(Recorded data)
***
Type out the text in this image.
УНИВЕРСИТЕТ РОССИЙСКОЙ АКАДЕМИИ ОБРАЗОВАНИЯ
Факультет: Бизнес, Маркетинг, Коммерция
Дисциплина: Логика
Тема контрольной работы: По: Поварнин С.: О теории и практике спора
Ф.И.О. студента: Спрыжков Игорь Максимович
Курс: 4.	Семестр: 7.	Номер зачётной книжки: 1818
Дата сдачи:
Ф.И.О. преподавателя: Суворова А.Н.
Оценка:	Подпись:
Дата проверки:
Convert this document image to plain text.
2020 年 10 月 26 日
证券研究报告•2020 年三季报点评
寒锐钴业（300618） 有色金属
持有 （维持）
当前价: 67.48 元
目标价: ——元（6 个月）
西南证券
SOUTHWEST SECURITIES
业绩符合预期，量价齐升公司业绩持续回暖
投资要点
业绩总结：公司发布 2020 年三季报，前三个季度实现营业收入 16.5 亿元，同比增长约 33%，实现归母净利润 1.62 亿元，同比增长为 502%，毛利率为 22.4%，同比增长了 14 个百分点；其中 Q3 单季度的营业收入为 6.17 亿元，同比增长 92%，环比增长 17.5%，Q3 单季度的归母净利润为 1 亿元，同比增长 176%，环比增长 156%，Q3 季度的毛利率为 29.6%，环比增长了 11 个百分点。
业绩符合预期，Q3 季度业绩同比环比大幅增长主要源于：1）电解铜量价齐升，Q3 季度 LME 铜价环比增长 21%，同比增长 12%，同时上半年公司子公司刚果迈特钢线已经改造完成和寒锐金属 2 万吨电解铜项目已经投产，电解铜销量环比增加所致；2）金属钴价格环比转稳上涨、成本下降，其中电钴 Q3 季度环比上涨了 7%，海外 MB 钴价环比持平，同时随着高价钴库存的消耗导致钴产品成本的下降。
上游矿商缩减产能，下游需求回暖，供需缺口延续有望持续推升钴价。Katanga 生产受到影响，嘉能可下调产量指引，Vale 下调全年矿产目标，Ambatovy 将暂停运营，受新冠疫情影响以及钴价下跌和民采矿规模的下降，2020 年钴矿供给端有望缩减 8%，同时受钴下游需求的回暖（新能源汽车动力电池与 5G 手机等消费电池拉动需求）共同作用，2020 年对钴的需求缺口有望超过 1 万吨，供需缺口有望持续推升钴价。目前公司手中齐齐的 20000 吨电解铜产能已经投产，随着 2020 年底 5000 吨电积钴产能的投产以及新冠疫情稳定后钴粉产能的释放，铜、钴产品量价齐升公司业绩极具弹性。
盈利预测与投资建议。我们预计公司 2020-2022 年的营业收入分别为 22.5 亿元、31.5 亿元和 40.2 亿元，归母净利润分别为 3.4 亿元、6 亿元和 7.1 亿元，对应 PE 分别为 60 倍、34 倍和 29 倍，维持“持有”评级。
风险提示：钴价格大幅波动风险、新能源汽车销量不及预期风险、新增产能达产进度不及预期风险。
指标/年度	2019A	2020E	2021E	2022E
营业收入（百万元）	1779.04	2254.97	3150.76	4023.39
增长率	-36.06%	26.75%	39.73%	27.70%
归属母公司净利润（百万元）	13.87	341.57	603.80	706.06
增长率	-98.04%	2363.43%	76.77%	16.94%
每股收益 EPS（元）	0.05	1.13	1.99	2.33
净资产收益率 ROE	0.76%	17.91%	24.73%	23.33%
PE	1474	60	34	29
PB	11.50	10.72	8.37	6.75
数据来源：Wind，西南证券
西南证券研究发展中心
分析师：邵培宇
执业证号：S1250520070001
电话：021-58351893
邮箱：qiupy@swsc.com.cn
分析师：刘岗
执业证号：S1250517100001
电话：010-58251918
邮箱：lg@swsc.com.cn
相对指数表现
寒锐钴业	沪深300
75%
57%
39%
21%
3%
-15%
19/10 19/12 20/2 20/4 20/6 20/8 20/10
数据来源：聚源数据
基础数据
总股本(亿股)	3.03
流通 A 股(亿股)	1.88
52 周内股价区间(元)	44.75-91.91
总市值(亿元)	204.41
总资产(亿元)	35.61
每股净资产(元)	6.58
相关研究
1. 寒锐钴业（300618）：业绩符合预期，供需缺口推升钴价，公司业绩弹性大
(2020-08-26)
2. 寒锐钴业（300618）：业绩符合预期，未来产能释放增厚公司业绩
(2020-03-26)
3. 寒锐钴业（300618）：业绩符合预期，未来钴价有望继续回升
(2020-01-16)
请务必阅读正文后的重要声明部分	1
***
■ **Short exercise**
Copy out all lines from the material above that contain the string "业绩符合预期".

■ **Reply**
业绩符合预期，量价齐升公司业绩持续回暖
业绩符合预期，Q3 季度业绩同比环比大幅增长主要源于：1）电解铜量价齐升，Q3 季度 LME 铜价环比增长 21%，同比增长 12%，同时上半年公司子公司刚果迈特钢线已经改造完成和寒锐金属 2 万吨电解铜项目已经投产，电解铜销量环比增加所致；2）金属钴价格环比转稳上涨、成本下降，其中电钴 Q3 季度环比上涨了 7%，海外 MB 钴价环比持平，同时随着高价钴库存的消耗导致钴产品成本的下降。
1. 寒锐钴业（300618）：业绩符合预期，供需缺口推升钴价，公司业绩弹性大
2. 寒锐钴业（300618）：业绩符合预期，未来产能释放增厚公司业绩
3. 寒锐钴业（300618）：业绩符合预期，未来钴价有望继续回升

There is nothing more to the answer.